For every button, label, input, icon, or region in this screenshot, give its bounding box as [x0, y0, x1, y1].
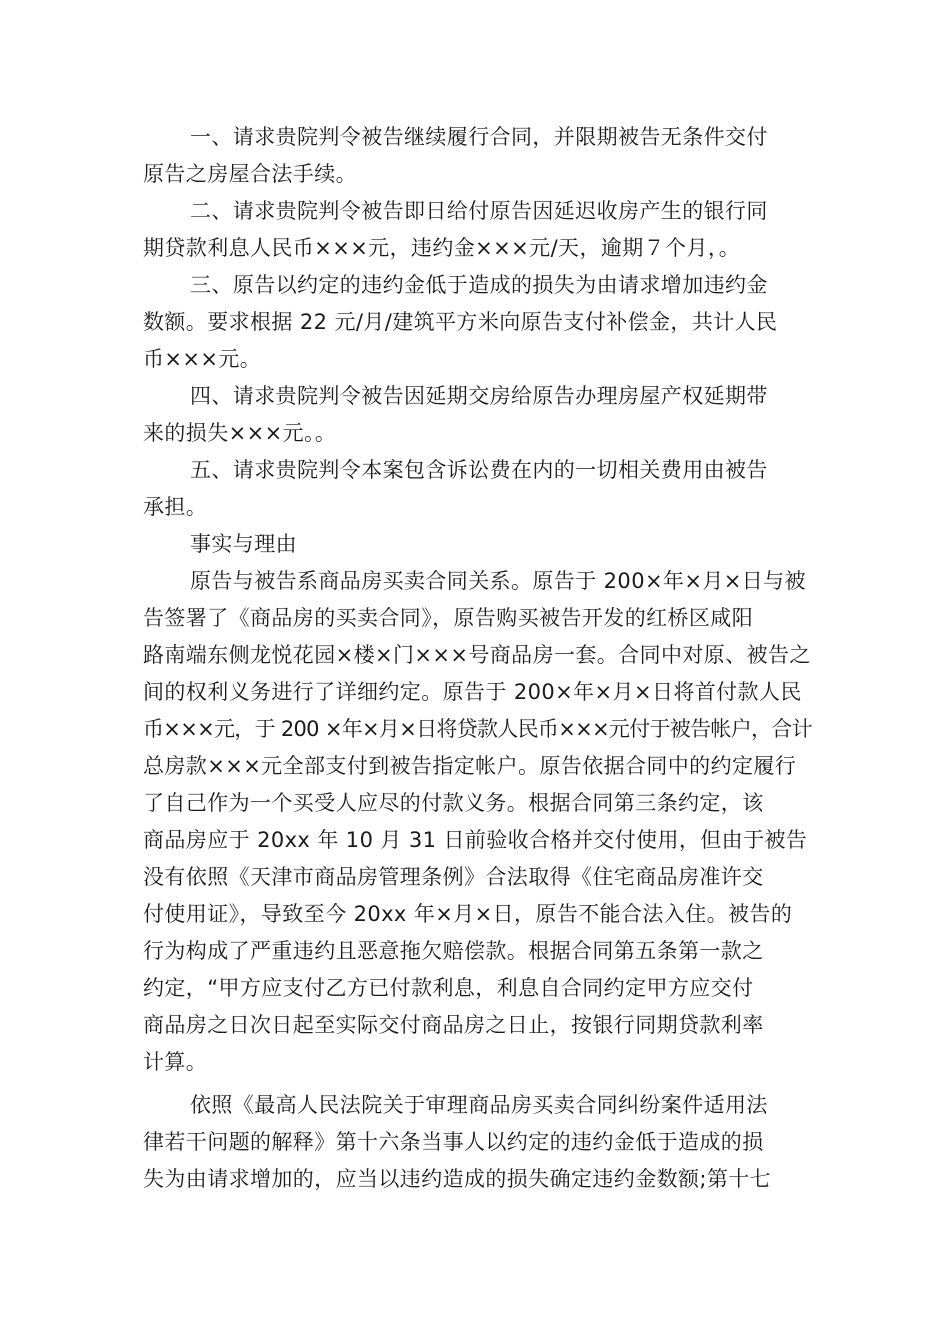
text-line: 币×××元，于 200 ×年×月×日将贷款人民币×××元付于被告帐户，合计	[143, 717, 812, 741]
text-line: 三、原告以约定的违约金低于造成的损失为由请求增加违约金	[190, 273, 768, 297]
text-line: 律若干问题的解释》第十六条当事人以约定的违约金低于造成的损	[143, 1130, 764, 1154]
text-line: 来的损失×××元。。	[143, 421, 337, 445]
text-line: 商品房应于 20xx 年 10 月 31 日前验收合格并交付使用，但由于被告	[143, 828, 808, 852]
text-line: 告签署了《商品房的买卖合同》，原告购买被告开发的红桥区咸阳	[143, 606, 754, 630]
text-line: 原告之房屋合法手续。	[143, 162, 357, 186]
text-line: 付使用证》，导致至今 20xx 年×月×日，原告不能合法入住。被告的	[143, 902, 793, 926]
text-line: 行为构成了严重违约且恶意拖欠赔偿款。根据合同第五条第一款之	[143, 939, 764, 963]
text-line: 没有依照《天津市商品房管理条例》合法取得《住宅商品房准许交	[143, 865, 764, 889]
text-line: 一、请求贵院判令被告继续履行合同，并限期被告无条件交付	[190, 125, 768, 149]
text-line: 期贷款利息人民币×××元，违约金×××元/天，逾期７个月，。	[143, 236, 741, 260]
text-line: 四、请求贵院判令被告因延期交房给原告办理房屋产权延期带	[190, 384, 768, 408]
text-line: 约定，“甲方应支付乙方已付款利息，利息自合同约定甲方应交付	[143, 976, 754, 1000]
text-line: 计算。	[143, 1050, 208, 1074]
text-line: 二、请求贵院判令被告即日给付原告因延迟收房产生的银行同	[190, 199, 768, 223]
text-line: 了自己作为一个买受人应尽的付款义务。根据合同第三条约定，该	[143, 791, 764, 815]
text-line: 数额。要求根据 22 元/月/建筑平方米向原告支付补偿金，共计人民	[143, 310, 778, 334]
text-line: 商品房之日次日起至实际交付商品房之日止，按银行同期贷款利率	[143, 1013, 764, 1037]
text-line: 五、请求贵院判令本案包含诉讼费在内的一切相关费用由被告	[190, 458, 768, 482]
text-line: 间的权利义务进行了详细约定。原告于 200×年×月×日将首付款人民	[143, 680, 802, 704]
text-line: 承担。	[143, 495, 208, 519]
section-heading: 事实与理由	[190, 532, 297, 556]
text-line: 依照《最高人民法院关于审理商品房买卖合同纠纷案件适用法	[190, 1093, 768, 1117]
text-line: 失为由请求增加的，应当以违约造成的损失确定违约金数额;第十七	[143, 1167, 772, 1191]
text-line: 路南端东侧龙悦花园×楼×门×××号商品房一套。合同中对原、被告之	[143, 643, 811, 667]
text-line: 币×××元。	[143, 347, 262, 371]
text-line: 原告与被告系商品房买卖合同关系。原告于 200×年×月×日与被	[190, 569, 806, 593]
text-line: 总房款×××元全部支付到被告指定帐户。原告依据合同中的约定履行	[143, 754, 797, 778]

· · · ·

**Short problem**
Revise the lines above so that every "text-line" becomes "text-block", keeping everything else unchanged, and leave the pictures out.

**Solution to this problem**
For every button, label, input, icon, or region in this screenshot, give its bounding box as [x0, y0, x1, y1].
text-block: 币×××元，于 200 ×年×月×日将贷款人民币×××元付于被告帐户，合计	[143, 717, 812, 741]
text-block: 三、原告以约定的违约金低于造成的损失为由请求增加违约金	[190, 273, 768, 297]
text-block: 律若干问题的解释》第十六条当事人以约定的违约金低于造成的损	[143, 1130, 764, 1154]
text-block: 来的损失×××元。。	[143, 421, 337, 445]
text-block: 商品房应于 20xx 年 10 月 31 日前验收合格并交付使用，但由于被告	[143, 828, 808, 852]
text-block: 告签署了《商品房的买卖合同》，原告购买被告开发的红桥区咸阳	[143, 606, 754, 630]
text-block: 原告之房屋合法手续。	[143, 162, 357, 186]
text-block: 付使用证》，导致至今 20xx 年×月×日，原告不能合法入住。被告的	[143, 902, 793, 926]
text-block: 行为构成了严重违约且恶意拖欠赔偿款。根据合同第五条第一款之	[143, 939, 764, 963]
text-block: 没有依照《天津市商品房管理条例》合法取得《住宅商品房准许交	[143, 865, 764, 889]
text-block: 一、请求贵院判令被告继续履行合同，并限期被告无条件交付	[190, 125, 768, 149]
text-block: 期贷款利息人民币×××元，违约金×××元/天，逾期７个月，。	[143, 236, 741, 260]
text-block: 四、请求贵院判令被告因延期交房给原告办理房屋产权延期带	[190, 384, 768, 408]
text-block: 约定，“甲方应支付乙方已付款利息，利息自合同约定甲方应交付	[143, 976, 754, 1000]
text-block: 计算。	[143, 1050, 208, 1074]
text-block: 二、请求贵院判令被告即日给付原告因延迟收房产生的银行同	[190, 199, 768, 223]
text-block: 了自己作为一个买受人应尽的付款义务。根据合同第三条约定，该	[143, 791, 764, 815]
text-block: 数额。要求根据 22 元/月/建筑平方米向原告支付补偿金，共计人民	[143, 310, 778, 334]
text-block: 商品房之日次日起至实际交付商品房之日止，按银行同期贷款利率	[143, 1013, 764, 1037]
text-block: 五、请求贵院判令本案包含诉讼费在内的一切相关费用由被告	[190, 458, 768, 482]
text-block: 间的权利义务进行了详细约定。原告于 200×年×月×日将首付款人民	[143, 680, 802, 704]
text-block: 承担。	[143, 495, 208, 519]
section-heading: 事实与理由	[190, 532, 297, 556]
text-block: 依照《最高人民法院关于审理商品房买卖合同纠纷案件适用法	[190, 1093, 768, 1117]
text-block: 失为由请求增加的，应当以违约造成的损失确定违约金数额;第十七	[143, 1167, 772, 1191]
text-block: 路南端东侧龙悦花园×楼×门×××号商品房一套。合同中对原、被告之	[143, 643, 811, 667]
text-block: 币×××元。	[143, 347, 262, 371]
text-block: 原告与被告系商品房买卖合同关系。原告于 200×年×月×日与被	[190, 569, 806, 593]
text-block: 总房款×××元全部支付到被告指定帐户。原告依据合同中的约定履行	[143, 754, 797, 778]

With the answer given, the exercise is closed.